- **Given task**: Please pick up the article below on the Jewish Film Festival of Grand Rapids after its last sentence and continue it. The records that follow the article are not part of it.

- **Extract provided**:
----------

One of the best aspects of film, besides providing entertainment, is its ability to introduce audiences to other cultures' perspectives. On May 4-8, the 16th annual Jewish Film Festival of Grand Rapids will introduce audiences to different Jewish cultures and subjects at Celebration! Cinema North. The festival is put on by the Jewish Federation of Grand Rapids, an organization dedicated to celebrating Jewish culture and providing social services and help for the elderly, poor or any other group in need within their community.

“We are not a congregation,” Programming Director Sari Cohen said. “We are like the umbrella of all the Jewish organizations in town.”

Although the federation has been around since the 1940s, it wasn't until 1999 that they started putting on the film festival in response to similar Jewish film festivals popping up all over the country. In that time, it has grown in size and moved to its current home at Celebration! Cinema. One thing that hasn't changed about the festival is its main purpose.

----------

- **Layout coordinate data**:
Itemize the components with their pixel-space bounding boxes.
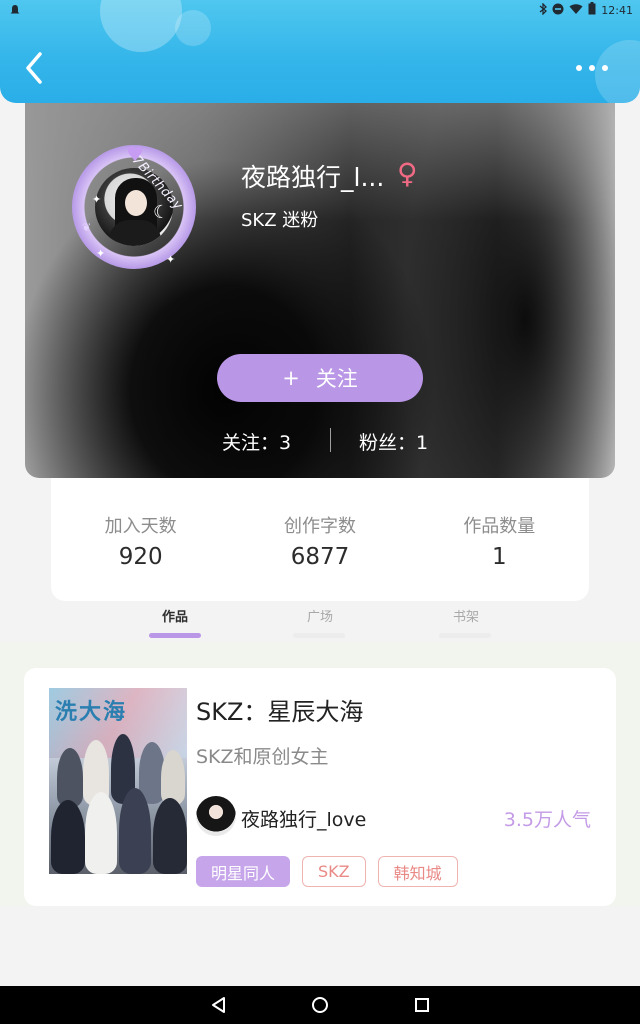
author-name[interactable]: 夜路独行_love <box>241 805 366 832</box>
cover-graffiti-icon: 洗大海 <box>55 700 128 725</box>
stat-value: 1 <box>492 544 507 570</box>
stat-label: 加入天数 <box>104 516 177 537</box>
tab-indicator <box>293 633 345 638</box>
female-gender-icon: ♀ <box>397 157 418 190</box>
profile-nickname: 夜路独行_l... <box>241 163 385 192</box>
stat-word-count: 创作字数 6877 <box>230 478 409 601</box>
tab-bookshelf[interactable]: 书架 <box>453 606 479 625</box>
follow-button[interactable]: + 关注 <box>217 354 423 402</box>
work-card[interactable]: 洗大海 SKZ：星辰大海 SKZ和原创女主 夜路独行_love 3.5万人气 明… <box>24 668 616 906</box>
work-cover-image[interactable]: 洗大海 <box>49 688 187 874</box>
profile-screen: 12:41 ♥ 7Birthday ☾ ✦ ✦ ✦ ❦ 夜路独行_l... ♀ … <box>0 0 640 1024</box>
tag-celebrity-fanfic[interactable]: 明星同人 <box>196 856 291 887</box>
stat-label: 作品数量 <box>463 516 536 537</box>
wifi-icon <box>569 3 583 18</box>
battery-icon <box>588 2 596 18</box>
follow-counts: 关注：3 粉丝：1 <box>25 424 615 456</box>
tab-works[interactable]: 作品 <box>162 606 188 625</box>
work-title: SKZ：星辰大海 <box>196 698 364 726</box>
stat-join-days: 加入天数 920 <box>51 478 230 601</box>
recents-square-icon[interactable] <box>411 994 433 1016</box>
content-tabs: 作品 广场 书架 <box>0 598 640 642</box>
do-not-disturb-icon <box>552 3 564 18</box>
bluetooth-icon <box>539 1 548 18</box>
more-dots-icon <box>576 65 582 71</box>
chevron-left-icon <box>26 52 42 84</box>
more-dots-icon <box>589 65 595 71</box>
plus-icon: + <box>282 366 300 390</box>
works-list: 洗大海 SKZ：星辰大海 SKZ和原创女主 夜路独行_love 3.5万人气 明… <box>0 642 640 906</box>
sparkle-icon: ✦ <box>166 253 176 266</box>
work-description: SKZ和原创女主 <box>196 746 329 768</box>
stat-value: 920 <box>118 544 163 570</box>
following-count[interactable]: 关注：3 <box>222 428 291 455</box>
status-icons: 12:41 <box>539 1 633 18</box>
notification-icon <box>10 5 20 14</box>
tab-square[interactable]: 广场 <box>307 606 333 625</box>
fans-count[interactable]: 粉丝：1 <box>359 428 428 455</box>
tag-skz[interactable]: SKZ <box>302 856 366 887</box>
sparkle-icon: ✦ <box>92 193 102 206</box>
stats-card: 加入天数 920 创作字数 6877 作品数量 1 <box>51 478 589 601</box>
top-header: 12:41 <box>0 0 640 103</box>
tag-han-jisung[interactable]: 韩知城 <box>377 856 458 887</box>
butterfly-icon: ❦ <box>82 221 92 234</box>
system-nav-bar <box>0 986 640 1024</box>
home-circle-icon[interactable] <box>309 994 331 1016</box>
avatar[interactable]: ♥ 7Birthday ☾ ✦ ✦ ✦ ❦ <box>70 135 200 275</box>
status-bar: 12:41 <box>0 0 640 20</box>
back-button[interactable] <box>18 48 52 88</box>
author-avatar[interactable] <box>196 796 236 836</box>
tab-indicator <box>439 633 491 638</box>
stat-value: 6877 <box>290 544 350 570</box>
more-button[interactable] <box>576 58 616 78</box>
moon-icon: ☾ <box>153 202 170 223</box>
status-time: 12:41 <box>601 3 633 17</box>
stat-label: 创作字数 <box>283 516 356 537</box>
tab-indicator-active <box>149 633 201 638</box>
follow-button-label: 关注 <box>315 367 358 391</box>
work-popularity: 3.5万人气 <box>503 809 591 831</box>
work-tags: 明星同人 SKZ 韩知城 <box>196 856 458 887</box>
count-divider <box>330 428 331 452</box>
sparkle-icon: ✦ <box>96 247 106 260</box>
back-triangle-icon[interactable] <box>208 994 230 1016</box>
profile-hero: ♥ 7Birthday ☾ ✦ ✦ ✦ ❦ 夜路独行_l... ♀ SKZ 迷粉… <box>25 100 615 478</box>
profile-fan-label: SKZ 迷粉 <box>241 210 319 231</box>
stat-work-count: 作品数量 1 <box>410 478 589 601</box>
more-dots-icon <box>602 65 608 71</box>
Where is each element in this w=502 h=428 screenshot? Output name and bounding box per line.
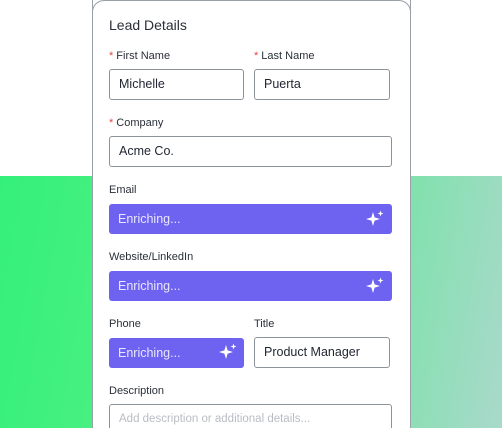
website-enriching-text: Enriching... bbox=[118, 279, 181, 293]
website-label: Website/LinkedIn bbox=[109, 251, 194, 263]
first-name-field[interactable]: Michelle bbox=[109, 69, 244, 100]
required-marker: * bbox=[254, 50, 259, 62]
sparkles-icon bbox=[366, 277, 384, 293]
sparkles-icon bbox=[219, 343, 237, 359]
website-field-enriching[interactable]: Enriching... bbox=[109, 271, 392, 301]
last-name-label-text: Last Name bbox=[261, 50, 315, 62]
company-field[interactable]: Acme Co. bbox=[109, 136, 392, 167]
title-label: Title bbox=[254, 318, 275, 330]
last-name-field[interactable]: Puerta bbox=[254, 69, 390, 100]
company-label: * Company bbox=[109, 117, 163, 129]
first-name-label-text: First Name bbox=[116, 50, 171, 62]
email-enriching-text: Enriching... bbox=[118, 212, 181, 226]
phone-label: Phone bbox=[109, 318, 141, 330]
sparkles-icon bbox=[366, 210, 384, 226]
first-name-label: * First Name bbox=[109, 50, 170, 62]
email-field-enriching[interactable]: Enriching... bbox=[109, 204, 392, 234]
card-top-border bbox=[92, 0, 411, 12]
title-field[interactable]: Product Manager bbox=[254, 337, 390, 368]
description-field[interactable]: Add description or additional details... bbox=[109, 404, 392, 428]
required-marker: * bbox=[109, 50, 114, 62]
phone-enriching-text: Enriching... bbox=[118, 346, 181, 360]
card-title: Lead Details bbox=[109, 17, 187, 33]
description-label: Description bbox=[109, 385, 165, 397]
email-label: Email bbox=[109, 184, 137, 196]
last-name-label: * Last Name bbox=[254, 50, 314, 62]
company-label-text: Company bbox=[116, 117, 164, 129]
required-marker: * bbox=[109, 117, 114, 129]
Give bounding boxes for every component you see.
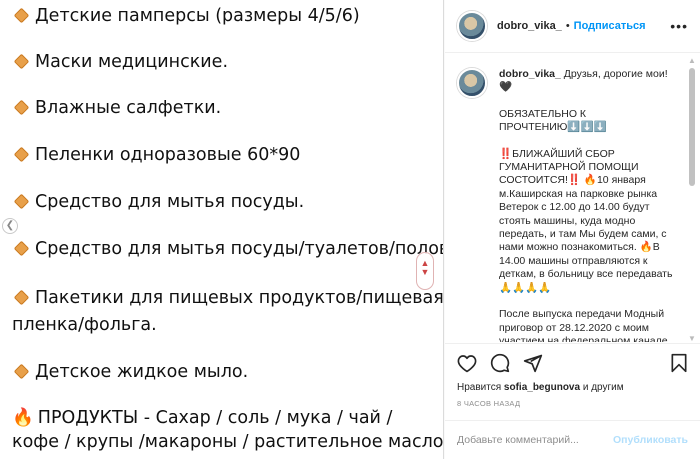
post-header: dobro_vika_ • Подписаться ••• [445,0,700,53]
photo-line-text: Влажные салфетки. [35,98,222,118]
photo-line-text: кофе / крупы /макароны / растительное ма… [12,432,444,452]
photo-line: 🔥 ПРОДУКТЫ - Сахар / соль / мука / чай / [12,406,392,430]
photo-line-text: Средство для мытья посуды. [35,192,305,212]
photo-line-text: Средство для мытья посуды/туалетов/полов [35,239,444,259]
photo-line: Пакетики для пищевых продуктов/пищевая [12,286,444,310]
caption-area[interactable]: dobro_vika_ Друзья, дорогие мои!🖤 ОБЯЗАТ… [445,54,700,342]
publish-button[interactable]: Опубликовать [613,434,688,446]
heart-icon[interactable] [457,354,477,373]
photo-line: кофе / крупы /макароны / растительное ма… [12,430,444,454]
photo-line: Влажные салфетки. [12,96,221,120]
likes-prefix: Нравится [457,382,502,393]
photo-line-text: ПРОДУКТЫ - Сахар / соль / мука / чай / [37,408,393,428]
scroll-down-icon[interactable]: ▼ [688,334,696,342]
bookmark-icon[interactable] [670,353,688,373]
scroll-up-icon[interactable]: ▲ [688,56,696,65]
chevron-left-icon[interactable]: ❮ [2,218,18,234]
caption-block-2: ‼️БЛИЖАЙШИЙ СБОР ГУМАНИТАРНОЙ ПОМОЩИ СОС… [499,147,673,294]
diamond-bullet-icon [13,53,30,69]
post-actions: Нравится sofia_begunova и другим 8 ЧАСОВ… [445,343,700,408]
diamond-bullet-icon [13,7,30,23]
separator-dot: • [565,20,570,32]
likes-line: Нравится sofia_begunova и другим [457,382,688,393]
post-image[interactable]: Детские памперсы (размеры 4/5/6) Маски ме… [0,0,444,459]
chevron-up-down-icon[interactable]: ▲ ▼ [416,252,434,290]
post-side-panel: dobro_vika_ • Подписаться ••• dobro_vika… [445,0,700,459]
photo-line-text: Детские памперсы (размеры 4/5/6) [35,6,360,26]
caption-text: dobro_vika_ Друзья, дорогие мои!🖤 ОБЯЗАТ… [499,68,674,342]
post-timestamp[interactable]: 8 ЧАСОВ НАЗАД [457,399,688,408]
diamond-bullet-icon [13,240,30,256]
avatar[interactable] [457,11,487,41]
caption-avatar[interactable] [457,68,487,98]
comment-input[interactable] [457,434,614,446]
caption-block-3: После выпуска передачи Модный приговор о… [499,308,668,342]
photo-line: Детские памперсы (размеры 4/5/6) [12,4,360,28]
caption-username[interactable]: dobro_vika_ [499,68,561,80]
diamond-bullet-icon [13,363,30,379]
comment-icon[interactable] [490,353,510,373]
photo-line-text: Маски медицинские. [35,52,229,72]
share-icon[interactable] [523,353,543,373]
diamond-bullet-icon [13,289,30,305]
photo-line: Маски медицинские. [12,50,228,74]
diamond-bullet-icon [13,146,30,162]
photo-line-text: пленка/фольга. [12,315,157,335]
diamond-bullet-icon [13,99,30,115]
photo-line: Детское жидкое мыло. [12,360,248,384]
photo-line: Средство для мытья посуды. [12,190,304,214]
likes-suffix[interactable]: и другим [583,382,624,393]
photo-line: Пеленки одноразовые 60*90 [12,143,300,167]
likes-user[interactable]: sofia_begunova [504,382,580,393]
caption-block-1: ОБЯЗАТЕЛЬНО К ПРОЧТЕНИЮ⬇️⬇️⬇️ [499,107,607,134]
photo-line-text: Детское жидкое мыло. [35,362,249,382]
more-horizontal-icon[interactable]: ••• [670,18,688,34]
photo-line-text: Пакетики для пищевых продуктов/пищевая [35,288,444,308]
header-username[interactable]: dobro_vika_ [497,20,562,32]
follow-button[interactable]: Подписаться [574,20,646,32]
photo-line-text: Пеленки одноразовые 60*90 [35,145,301,165]
photo-line: Средство для мытья посуды/туалетов/полов [12,237,444,261]
comment-bar: Опубликовать [445,420,700,459]
caption-scrollbar[interactable] [689,68,695,186]
fire-icon: 🔥 [12,408,34,428]
diamond-bullet-icon [13,193,30,209]
photo-line: пленка/фольга. [12,313,157,337]
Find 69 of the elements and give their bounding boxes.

----------

- **The result**:
“The mission of the festival is to entertain from one side, but to educate from the other,” Cohen said. “We are always trying to bring, not only to the Jewish community, but to the general community, a variety of subjects, Jewish issues and Jewish culture, anything that is related to anything Jewish.”

In order to find the films that best represent what the festival is about, Sari and a committee of around 10 people preview a number of films to ensure the selections meet their initial goal of exploring Jewish culture while providing enough variety to please everyone.

“I get maybe 50, 60 different films to preview. We check all of them and try to get to the six that we usually get in our festival,” Cohen said. “And the idea is to have a variety of subjects and a variety of films. We have something for the family, something for the adult audience, something that is a documentary, a comedy, a drama.” 

If variety is their goal, they've succeeded.

First, there's the family friendly adventure/comedy film The Zigzag Kid, which is featured as the festival's opening family matinee and is free for general audiences.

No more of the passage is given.